TASK INSTRUCTIONS → Please return each line from the entries below that contains the string "output".

RAW RECORDS →
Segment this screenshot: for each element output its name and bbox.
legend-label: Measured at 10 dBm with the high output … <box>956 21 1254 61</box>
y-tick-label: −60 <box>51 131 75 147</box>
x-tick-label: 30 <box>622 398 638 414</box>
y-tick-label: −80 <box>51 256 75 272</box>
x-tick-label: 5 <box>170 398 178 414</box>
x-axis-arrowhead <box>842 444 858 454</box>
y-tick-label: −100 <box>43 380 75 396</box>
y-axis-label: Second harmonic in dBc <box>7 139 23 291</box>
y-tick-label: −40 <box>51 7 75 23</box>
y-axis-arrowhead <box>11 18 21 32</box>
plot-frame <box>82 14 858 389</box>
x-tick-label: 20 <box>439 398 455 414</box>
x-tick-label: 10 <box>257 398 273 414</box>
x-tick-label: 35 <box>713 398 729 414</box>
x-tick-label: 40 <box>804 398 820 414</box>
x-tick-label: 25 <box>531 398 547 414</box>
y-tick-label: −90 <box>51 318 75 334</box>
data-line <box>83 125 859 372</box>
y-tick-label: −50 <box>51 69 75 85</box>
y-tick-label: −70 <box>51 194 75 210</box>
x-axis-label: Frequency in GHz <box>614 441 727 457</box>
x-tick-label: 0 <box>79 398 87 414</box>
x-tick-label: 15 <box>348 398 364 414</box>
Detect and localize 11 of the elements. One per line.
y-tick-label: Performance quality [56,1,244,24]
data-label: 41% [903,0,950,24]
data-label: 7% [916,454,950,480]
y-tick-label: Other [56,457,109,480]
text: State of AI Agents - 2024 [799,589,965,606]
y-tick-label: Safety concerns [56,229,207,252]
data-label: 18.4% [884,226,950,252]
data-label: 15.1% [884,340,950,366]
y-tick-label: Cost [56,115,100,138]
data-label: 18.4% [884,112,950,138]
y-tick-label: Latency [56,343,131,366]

WORKED SOLUTION →
Segment this screenshot: for each element output its name and bbox.
legend-label: Measured at 10 dBm with the high output … <box>956 21 1254 61</box>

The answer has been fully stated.